Collected data entries
[start]
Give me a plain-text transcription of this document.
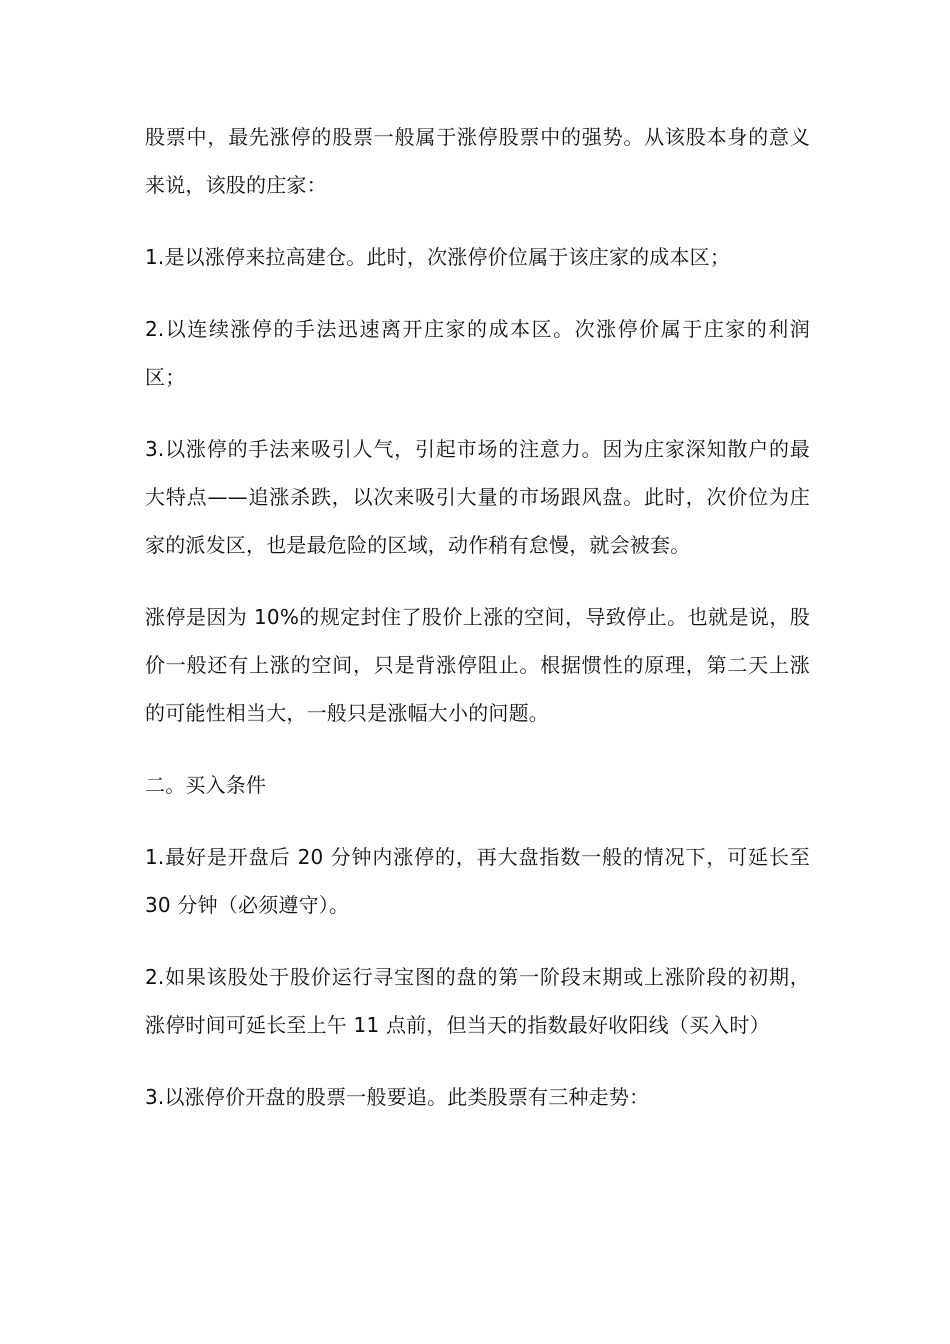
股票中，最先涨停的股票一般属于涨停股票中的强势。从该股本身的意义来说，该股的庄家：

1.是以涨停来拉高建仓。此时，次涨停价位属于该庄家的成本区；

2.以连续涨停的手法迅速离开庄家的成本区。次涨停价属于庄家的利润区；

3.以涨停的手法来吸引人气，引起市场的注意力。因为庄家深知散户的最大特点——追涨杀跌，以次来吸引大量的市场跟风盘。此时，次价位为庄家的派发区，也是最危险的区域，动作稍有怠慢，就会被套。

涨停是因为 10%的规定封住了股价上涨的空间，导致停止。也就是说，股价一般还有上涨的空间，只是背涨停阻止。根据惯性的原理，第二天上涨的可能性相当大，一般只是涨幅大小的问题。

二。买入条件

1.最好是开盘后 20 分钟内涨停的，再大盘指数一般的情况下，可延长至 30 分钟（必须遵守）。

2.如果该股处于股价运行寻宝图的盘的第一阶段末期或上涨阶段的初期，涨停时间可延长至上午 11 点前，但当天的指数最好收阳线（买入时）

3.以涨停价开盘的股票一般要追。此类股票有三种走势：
[end]
[start]
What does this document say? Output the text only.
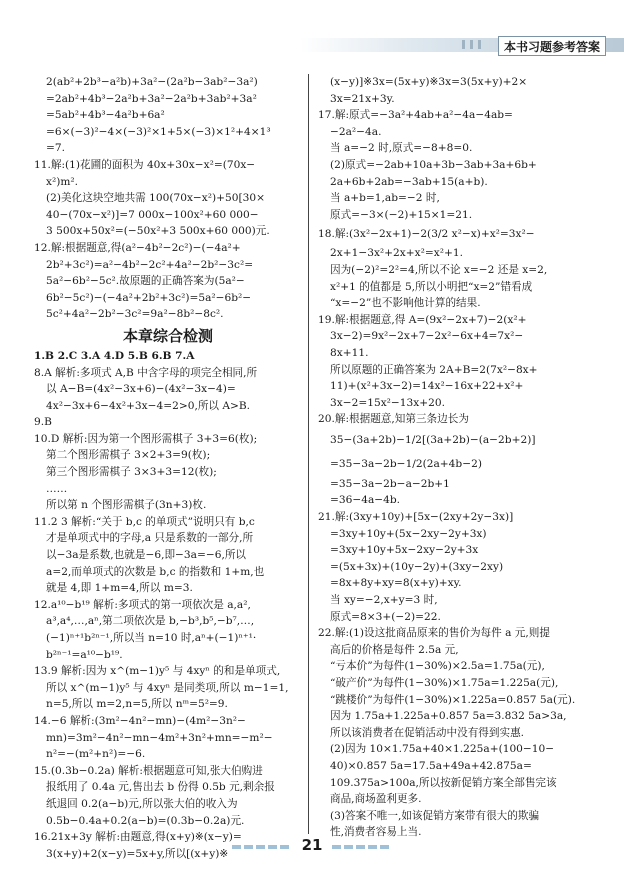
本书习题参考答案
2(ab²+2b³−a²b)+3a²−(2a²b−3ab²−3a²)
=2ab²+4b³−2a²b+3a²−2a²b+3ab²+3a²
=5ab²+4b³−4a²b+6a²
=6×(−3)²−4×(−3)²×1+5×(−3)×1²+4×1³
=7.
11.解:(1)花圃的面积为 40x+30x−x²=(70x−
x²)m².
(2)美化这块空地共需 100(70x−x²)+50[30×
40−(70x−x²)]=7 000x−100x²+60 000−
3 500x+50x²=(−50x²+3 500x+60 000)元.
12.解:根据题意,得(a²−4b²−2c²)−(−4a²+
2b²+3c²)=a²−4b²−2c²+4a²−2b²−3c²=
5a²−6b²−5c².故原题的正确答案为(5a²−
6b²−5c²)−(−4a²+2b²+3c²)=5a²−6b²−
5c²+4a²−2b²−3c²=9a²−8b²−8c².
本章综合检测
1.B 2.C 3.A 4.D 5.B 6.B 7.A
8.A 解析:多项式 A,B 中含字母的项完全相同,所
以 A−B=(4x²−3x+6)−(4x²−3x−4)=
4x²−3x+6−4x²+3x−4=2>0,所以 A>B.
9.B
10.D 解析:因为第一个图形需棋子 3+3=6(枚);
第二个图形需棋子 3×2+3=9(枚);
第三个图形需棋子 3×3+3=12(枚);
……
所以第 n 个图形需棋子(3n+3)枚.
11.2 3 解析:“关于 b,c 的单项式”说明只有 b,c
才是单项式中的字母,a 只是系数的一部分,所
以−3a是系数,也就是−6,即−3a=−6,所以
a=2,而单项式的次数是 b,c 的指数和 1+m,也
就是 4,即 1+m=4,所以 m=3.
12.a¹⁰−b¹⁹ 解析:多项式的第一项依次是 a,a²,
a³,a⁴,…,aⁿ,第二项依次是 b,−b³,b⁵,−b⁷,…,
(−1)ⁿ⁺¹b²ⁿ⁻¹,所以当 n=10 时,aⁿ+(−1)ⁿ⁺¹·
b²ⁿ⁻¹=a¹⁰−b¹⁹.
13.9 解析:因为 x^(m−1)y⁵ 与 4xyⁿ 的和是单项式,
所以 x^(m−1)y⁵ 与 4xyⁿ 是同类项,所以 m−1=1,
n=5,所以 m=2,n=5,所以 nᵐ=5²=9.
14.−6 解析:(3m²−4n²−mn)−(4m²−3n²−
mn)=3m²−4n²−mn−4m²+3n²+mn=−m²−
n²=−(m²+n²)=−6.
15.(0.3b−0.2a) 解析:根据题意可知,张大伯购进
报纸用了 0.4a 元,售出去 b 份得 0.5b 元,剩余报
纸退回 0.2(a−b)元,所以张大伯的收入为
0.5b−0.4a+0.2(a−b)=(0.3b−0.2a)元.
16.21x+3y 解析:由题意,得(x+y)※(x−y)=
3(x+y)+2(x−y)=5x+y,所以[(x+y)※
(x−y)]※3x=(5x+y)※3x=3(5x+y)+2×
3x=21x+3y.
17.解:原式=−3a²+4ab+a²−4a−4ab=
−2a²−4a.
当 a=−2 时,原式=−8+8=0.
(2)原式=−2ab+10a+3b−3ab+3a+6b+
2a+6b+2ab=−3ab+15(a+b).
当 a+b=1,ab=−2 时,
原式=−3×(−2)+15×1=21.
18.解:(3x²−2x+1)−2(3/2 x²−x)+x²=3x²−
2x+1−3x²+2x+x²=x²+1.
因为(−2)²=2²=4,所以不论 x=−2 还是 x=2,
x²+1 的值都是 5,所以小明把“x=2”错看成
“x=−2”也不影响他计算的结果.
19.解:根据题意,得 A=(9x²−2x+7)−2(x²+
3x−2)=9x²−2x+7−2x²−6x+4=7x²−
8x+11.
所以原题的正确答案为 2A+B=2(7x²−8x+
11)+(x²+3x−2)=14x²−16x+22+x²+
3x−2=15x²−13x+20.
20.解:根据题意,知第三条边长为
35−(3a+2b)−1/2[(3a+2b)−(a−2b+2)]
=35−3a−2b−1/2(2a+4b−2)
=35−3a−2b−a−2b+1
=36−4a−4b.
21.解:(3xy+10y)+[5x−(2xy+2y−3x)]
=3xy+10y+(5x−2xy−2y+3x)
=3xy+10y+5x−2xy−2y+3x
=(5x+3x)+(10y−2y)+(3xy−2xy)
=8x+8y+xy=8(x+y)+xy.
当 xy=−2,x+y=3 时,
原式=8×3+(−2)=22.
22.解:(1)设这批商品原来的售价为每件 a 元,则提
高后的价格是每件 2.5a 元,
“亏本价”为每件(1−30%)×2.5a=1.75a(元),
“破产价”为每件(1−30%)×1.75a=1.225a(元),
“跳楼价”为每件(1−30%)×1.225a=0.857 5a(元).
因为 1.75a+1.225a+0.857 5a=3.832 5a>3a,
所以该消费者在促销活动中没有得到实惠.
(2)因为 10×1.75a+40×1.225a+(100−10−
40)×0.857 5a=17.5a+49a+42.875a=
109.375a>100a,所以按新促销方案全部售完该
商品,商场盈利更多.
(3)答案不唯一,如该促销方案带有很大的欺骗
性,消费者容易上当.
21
[end]
All lines in the data that contain the word "this" should be copied.

**Result below**
Give me a plain-text transcription of this document.
What does this document say? Output the text only.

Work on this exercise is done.